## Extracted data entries
↓↓↓
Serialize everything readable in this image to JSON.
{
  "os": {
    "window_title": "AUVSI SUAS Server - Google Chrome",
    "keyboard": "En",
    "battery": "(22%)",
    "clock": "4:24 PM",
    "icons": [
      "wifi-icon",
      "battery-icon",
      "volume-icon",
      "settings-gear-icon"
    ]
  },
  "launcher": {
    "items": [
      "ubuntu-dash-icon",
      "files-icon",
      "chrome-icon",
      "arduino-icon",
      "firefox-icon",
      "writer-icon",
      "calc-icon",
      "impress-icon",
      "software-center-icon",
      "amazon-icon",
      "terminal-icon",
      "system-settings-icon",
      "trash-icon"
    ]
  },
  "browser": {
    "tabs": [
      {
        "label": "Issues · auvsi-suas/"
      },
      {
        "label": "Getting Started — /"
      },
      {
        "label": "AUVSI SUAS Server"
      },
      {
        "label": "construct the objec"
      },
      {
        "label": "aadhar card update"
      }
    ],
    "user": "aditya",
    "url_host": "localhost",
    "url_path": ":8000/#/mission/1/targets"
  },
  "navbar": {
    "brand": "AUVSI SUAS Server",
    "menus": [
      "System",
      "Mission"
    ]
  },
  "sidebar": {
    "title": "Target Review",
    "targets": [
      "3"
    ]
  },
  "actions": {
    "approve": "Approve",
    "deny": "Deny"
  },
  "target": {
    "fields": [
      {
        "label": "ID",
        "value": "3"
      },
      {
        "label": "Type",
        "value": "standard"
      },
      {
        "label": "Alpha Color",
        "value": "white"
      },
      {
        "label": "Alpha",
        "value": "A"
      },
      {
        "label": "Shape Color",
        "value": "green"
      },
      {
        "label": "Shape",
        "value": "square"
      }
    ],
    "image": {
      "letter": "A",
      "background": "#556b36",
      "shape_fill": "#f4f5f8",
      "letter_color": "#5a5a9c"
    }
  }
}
↑↑↑
## What you are asked to do
From the listing above, copy every line that holds the string "settings".

## Output
      "settings-gear-icon"
      "system-settings-icon",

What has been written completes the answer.